**** AVAILABLE RECORDS

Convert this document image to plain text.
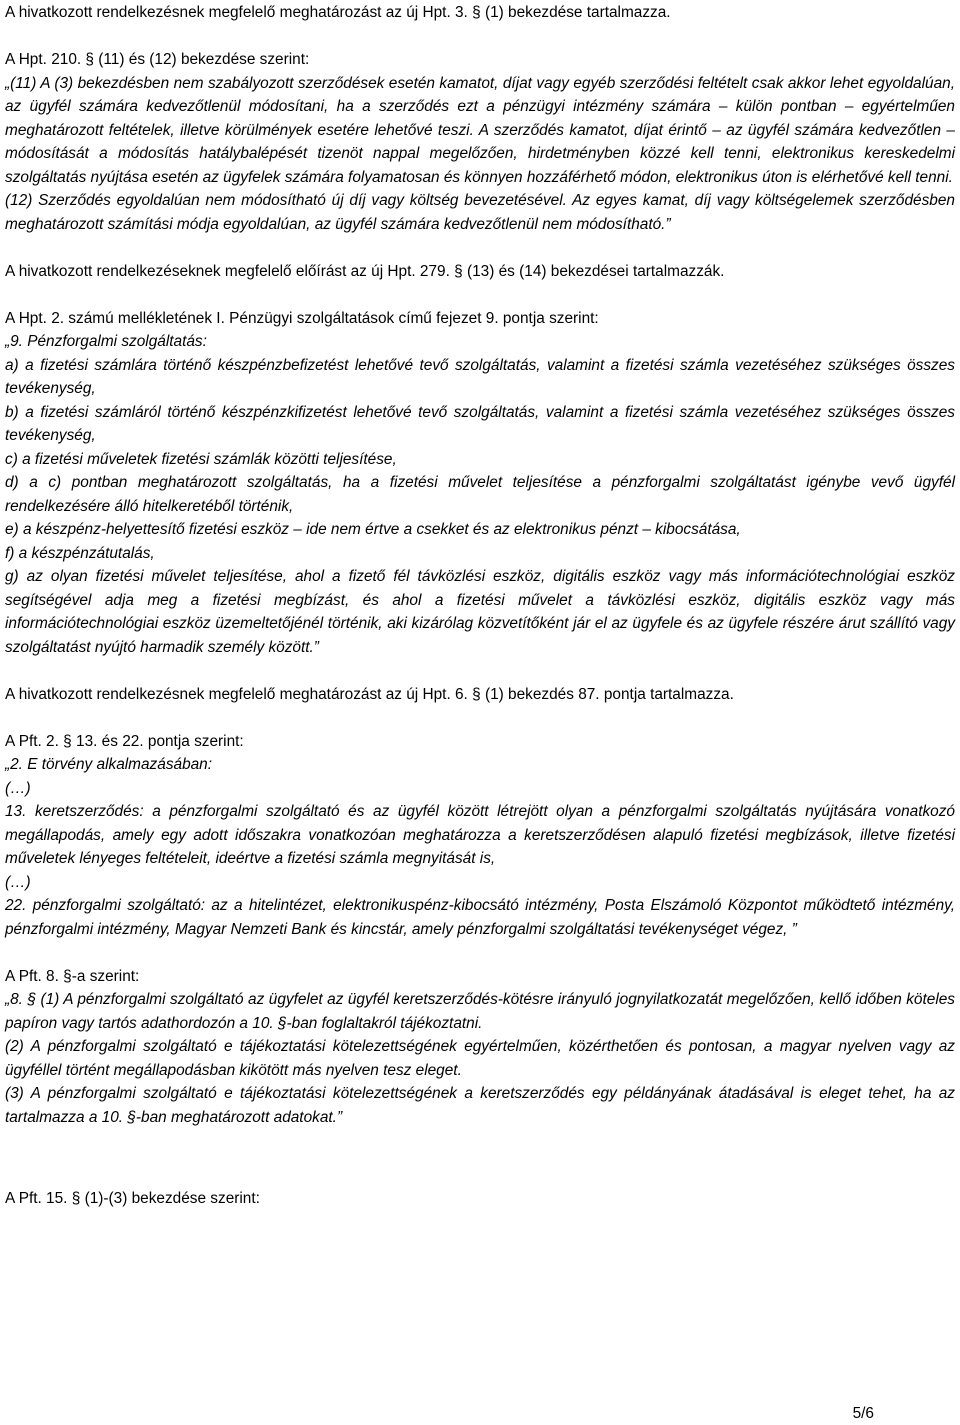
A hivatkozott rendelkezésnek megfelelő meghatározást az új Hpt. 3. § (1) bekezdése tartalmazza.

A Hpt. 210. § (11) és (12) bekezdése szerint:

„(11) A (3) bekezdésben nem szabályozott szerződések esetén kamatot, díjat vagy egyéb szerződési feltételt csak akkor lehet egyoldalúan, az ügyfél számára kedvezőtlenül módosítani, ha a szerződés ezt a pénzügyi intézmény számára – külön pontban – egyértelműen meghatározott feltételek, illetve körülmények esetére lehetővé teszi. A szerződés kamatot, díjat érintő – az ügyfél számára kedvezőtlen – módosítását a módosítás hatálybalépését tizenöt nappal megelőzően, hirdetményben közzé kell tenni, elektronikus kereskedelmi szolgáltatás nyújtása esetén az ügyfelek számára folyamatosan és könnyen hozzáférhető módon, elektronikus úton is elérhetővé kell tenni.

(12) Szerződés egyoldalúan nem módosítható új díj vagy költség bevezetésével. Az egyes kamat, díj vagy költségelemek szerződésben meghatározott számítási módja egyoldalúan, az ügyfél számára kedvezőtlenül nem módosítható.”

A hivatkozott rendelkezéseknek megfelelő előírást az új Hpt. 279. § (13) és (14) bekezdései tartalmazzák.

A Hpt. 2. számú mellékletének I. Pénzügyi szolgáltatások című fejezet 9. pontja szerint:

„9. Pénzforgalmi szolgáltatás:

a) a fizetési számlára történő készpénzbefizetést lehetővé tevő szolgáltatás, valamint a fizetési számla vezetéséhez szükséges összes tevékenység,

b) a fizetési számláról történő készpénzkifizetést lehetővé tevő szolgáltatás, valamint a fizetési számla vezetéséhez szükséges összes tevékenység,

c) a fizetési műveletek fizetési számlák közötti teljesítése,

d) a c) pontban meghatározott szolgáltatás, ha a fizetési művelet teljesítése a pénzforgalmi szolgáltatást igénybe vevő ügyfél rendelkezésére álló hitelkeretéből történik,

e) a készpénz-helyettesítő fizetési eszköz – ide nem értve a csekket és az elektronikus pénzt – kibocsátása,

f) a készpénzátutalás,

g) az olyan fizetési művelet teljesítése, ahol a fizető fél távközlési eszköz, digitális eszköz vagy más információtechnológiai eszköz segítségével adja meg a fizetési megbízást, és ahol a fizetési művelet a távközlési eszköz, digitális eszköz vagy más információtechnológiai eszköz üzemeltetőjénél történik, aki kizárólag közvetítőként jár el az ügyfele és az ügyfele részére árut szállító vagy szolgáltatást nyújtó harmadik személy között.”

A hivatkozott rendelkezésnek megfelelő meghatározást az új Hpt. 6. § (1) bekezdés 87. pontja tartalmazza.

A Pft. 2. § 13. és 22. pontja szerint:

„2. E törvény alkalmazásában:

(…)

13. keretszerződés: a pénzforgalmi szolgáltató és az ügyfél között létrejött olyan a pénzforgalmi szolgáltatás nyújtására vonatkozó megállapodás, amely egy adott időszakra vonatkozóan meghatározza a keretszerződésen alapuló fizetési megbízások, illetve fizetési műveletek lényeges feltételeit, ideértve a fizetési számla megnyitását is,

(…)

22. pénzforgalmi szolgáltató: az a hitelintézet, elektronikuspénz-kibocsátó intézmény, Posta Elszámoló Központot működtető intézmény, pénzforgalmi intézmény, Magyar Nemzeti Bank és kincstár, amely pénzforgalmi szolgáltatási tevékenységet végez, ”

A Pft. 8. §-a szerint:

„8. § (1) A pénzforgalmi szolgáltató az ügyfelet az ügyfél keretszerződés-kötésre irányuló jognyilatkozatát megelőzően, kellő időben köteles papíron vagy tartós adathordozón a 10. §-ban foglaltakról tájékoztatni.

(2) A pénzforgalmi szolgáltató e tájékoztatási kötelezettségének egyértelműen, közérthetően és pontosan, a magyar nyelven vagy az ügyféllel történt megállapodásban kikötött más nyelven tesz eleget.

(3) A pénzforgalmi szolgáltató e tájékoztatási kötelezettségének a keretszerződés egy példányának átadásával is eleget tehet, ha az tartalmazza a 10. §-ban meghatározott adatokat.”

A Pft. 15. § (1)-(3) bekezdése szerint:

5/6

********

→ GIVEN EXERCISE
Are you able to set down all the lines above exactly, without any pictures?

→ SOLVED PROBLEM
Convert this document image to plain text.
A hivatkozott rendelkezésnek megfelelő meghatározást az új Hpt. 3. § (1) bekezdése tartalmazza.

A Hpt. 210. § (11) és (12) bekezdése szerint:

„(11) A (3) bekezdésben nem szabályozott szerződések esetén kamatot, díjat vagy egyéb szerződési feltételt csak akkor lehet egyoldalúan, az ügyfél számára kedvezőtlenül módosítani, ha a szerződés ezt a pénzügyi intézmény számára – külön pontban – egyértelműen meghatározott feltételek, illetve körülmények esetére lehetővé teszi. A szerződés kamatot, díjat érintő – az ügyfél számára kedvezőtlen – módosítását a módosítás hatálybalépését tizenöt nappal megelőzően, hirdetményben közzé kell tenni, elektronikus kereskedelmi szolgáltatás nyújtása esetén az ügyfelek számára folyamatosan és könnyen hozzáférhető módon, elektronikus úton is elérhetővé kell tenni.

(12) Szerződés egyoldalúan nem módosítható új díj vagy költség bevezetésével. Az egyes kamat, díj vagy költségelemek szerződésben meghatározott számítási módja egyoldalúan, az ügyfél számára kedvezőtlenül nem módosítható.”

A hivatkozott rendelkezéseknek megfelelő előírást az új Hpt. 279. § (13) és (14) bekezdései tartalmazzák.

A Hpt. 2. számú mellékletének I. Pénzügyi szolgáltatások című fejezet 9. pontja szerint:

„9. Pénzforgalmi szolgáltatás:

a) a fizetési számlára történő készpénzbefizetést lehetővé tevő szolgáltatás, valamint a fizetési számla vezetéséhez szükséges összes tevékenység,

b) a fizetési számláról történő készpénzkifizetést lehetővé tevő szolgáltatás, valamint a fizetési számla vezetéséhez szükséges összes tevékenység,

c) a fizetési műveletek fizetési számlák közötti teljesítése,

d) a c) pontban meghatározott szolgáltatás, ha a fizetési művelet teljesítése a pénzforgalmi szolgáltatást igénybe vevő ügyfél rendelkezésére álló hitelkeretéből történik,

e) a készpénz-helyettesítő fizetési eszköz – ide nem értve a csekket és az elektronikus pénzt – kibocsátása,

f) a készpénzátutalás,

g) az olyan fizetési művelet teljesítése, ahol a fizető fél távközlési eszköz, digitális eszköz vagy más információtechnológiai eszköz segítségével adja meg a fizetési megbízást, és ahol a fizetési művelet a távközlési eszköz, digitális eszköz vagy más információtechnológiai eszköz üzemeltetőjénél történik, aki kizárólag közvetítőként jár el az ügyfele és az ügyfele részére árut szállító vagy szolgáltatást nyújtó harmadik személy között.”

A hivatkozott rendelkezésnek megfelelő meghatározást az új Hpt. 6. § (1) bekezdés 87. pontja tartalmazza.

A Pft. 2. § 13. és 22. pontja szerint:

„2. E törvény alkalmazásában:

(…)

13. keretszerződés: a pénzforgalmi szolgáltató és az ügyfél között létrejött olyan a pénzforgalmi szolgáltatás nyújtására vonatkozó megállapodás, amely egy adott időszakra vonatkozóan meghatározza a keretszerződésen alapuló fizetési megbízások, illetve fizetési műveletek lényeges feltételeit, ideértve a fizetési számla megnyitását is,

(…)

22. pénzforgalmi szolgáltató: az a hitelintézet, elektronikuspénz-kibocsátó intézmény, Posta Elszámoló Központot működtető intézmény, pénzforgalmi intézmény, Magyar Nemzeti Bank és kincstár, amely pénzforgalmi szolgáltatási tevékenységet végez, ”

A Pft. 8. §-a szerint:

„8. § (1) A pénzforgalmi szolgáltató az ügyfelet az ügyfél keretszerződés-kötésre irányuló jognyilatkozatát megelőzően, kellő időben köteles papíron vagy tartós adathordozón a 10. §-ban foglaltakról tájékoztatni.

(2) A pénzforgalmi szolgáltató e tájékoztatási kötelezettségének egyértelműen, közérthetően és pontosan, a magyar nyelven vagy az ügyféllel történt megállapodásban kikötött más nyelven tesz eleget.

(3) A pénzforgalmi szolgáltató e tájékoztatási kötelezettségének a keretszerződés egy példányának átadásával is eleget tehet, ha az tartalmazza a 10. §-ban meghatározott adatokat.”

A Pft. 15. § (1)-(3) bekezdése szerint:

5/6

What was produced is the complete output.